### Listed entries
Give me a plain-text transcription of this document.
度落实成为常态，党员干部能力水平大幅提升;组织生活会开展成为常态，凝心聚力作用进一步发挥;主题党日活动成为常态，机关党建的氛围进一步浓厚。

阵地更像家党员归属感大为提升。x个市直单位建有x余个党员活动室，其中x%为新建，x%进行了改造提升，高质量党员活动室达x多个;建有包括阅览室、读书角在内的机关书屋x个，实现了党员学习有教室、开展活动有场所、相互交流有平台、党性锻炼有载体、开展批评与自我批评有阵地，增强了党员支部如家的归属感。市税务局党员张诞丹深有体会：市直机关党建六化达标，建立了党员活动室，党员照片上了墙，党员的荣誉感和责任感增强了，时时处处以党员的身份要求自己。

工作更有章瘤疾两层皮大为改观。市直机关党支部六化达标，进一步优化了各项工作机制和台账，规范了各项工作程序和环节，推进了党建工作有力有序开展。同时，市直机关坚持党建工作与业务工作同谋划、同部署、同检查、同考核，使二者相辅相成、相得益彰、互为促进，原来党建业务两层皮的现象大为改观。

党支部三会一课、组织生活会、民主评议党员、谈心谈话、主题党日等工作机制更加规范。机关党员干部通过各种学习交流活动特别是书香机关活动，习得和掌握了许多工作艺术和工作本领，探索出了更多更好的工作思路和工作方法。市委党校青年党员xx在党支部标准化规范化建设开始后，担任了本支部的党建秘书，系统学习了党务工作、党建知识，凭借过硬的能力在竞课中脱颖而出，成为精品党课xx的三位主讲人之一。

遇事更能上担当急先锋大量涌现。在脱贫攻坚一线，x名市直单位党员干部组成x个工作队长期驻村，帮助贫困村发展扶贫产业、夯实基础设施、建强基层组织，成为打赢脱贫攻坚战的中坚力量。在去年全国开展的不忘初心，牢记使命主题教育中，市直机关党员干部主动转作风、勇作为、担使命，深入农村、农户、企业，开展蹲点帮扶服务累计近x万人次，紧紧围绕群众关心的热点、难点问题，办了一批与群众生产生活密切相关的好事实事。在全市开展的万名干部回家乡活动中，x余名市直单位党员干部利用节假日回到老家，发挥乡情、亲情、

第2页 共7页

### Goal of the exercise
Write out the whole listing again, exactly as it stands.

### Exercise answer
Give me a plain-text transcription of this document.
度落实成为常态，党员干部能力水平大幅提升;组织生活会开展成为常态，凝心聚力作用进一步发挥;主题党日活动成为常态，机关党建的氛围进一步浓厚。

阵地更像家党员归属感大为提升。x个市直单位建有x余个党员活动室，其中x%为新建，x%进行了改造提升，高质量党员活动室达x多个;建有包括阅览室、读书角在内的机关书屋x个，实现了党员学习有教室、开展活动有场所、相互交流有平台、党性锻炼有载体、开展批评与自我批评有阵地，增强了党员支部如家的归属感。市税务局党员张诞丹深有体会：市直机关党建六化达标，建立了党员活动室，党员照片上了墙，党员的荣誉感和责任感增强了，时时处处以党员的身份要求自己。

工作更有章瘤疾两层皮大为改观。市直机关党支部六化达标，进一步优化了各项工作机制和台账，规范了各项工作程序和环节，推进了党建工作有力有序开展。同时，市直机关坚持党建工作与业务工作同谋划、同部署、同检查、同考核，使二者相辅相成、相得益彰、互为促进，原来党建业务两层皮的现象大为改观。

党支部三会一课、组织生活会、民主评议党员、谈心谈话、主题党日等工作机制更加规范。机关党员干部通过各种学习交流活动特别是书香机关活动，习得和掌握了许多工作艺术和工作本领，探索出了更多更好的工作思路和工作方法。市委党校青年党员xx在党支部标准化规范化建设开始后，担任了本支部的党建秘书，系统学习了党务工作、党建知识，凭借过硬的能力在竞课中脱颖而出，成为精品党课xx的三位主讲人之一。

遇事更能上担当急先锋大量涌现。在脱贫攻坚一线，x名市直单位党员干部组成x个工作队长期驻村，帮助贫困村发展扶贫产业、夯实基础设施、建强基层组织，成为打赢脱贫攻坚战的中坚力量。在去年全国开展的不忘初心，牢记使命主题教育中，市直机关党员干部主动转作风、勇作为、担使命，深入农村、农户、企业，开展蹲点帮扶服务累计近x万人次，紧紧围绕群众关心的热点、难点问题，办了一批与群众生产生活密切相关的好事实事。在全市开展的万名干部回家乡活动中，x余名市直单位党员干部利用节假日回到老家，发挥乡情、亲情、

第2页 共7页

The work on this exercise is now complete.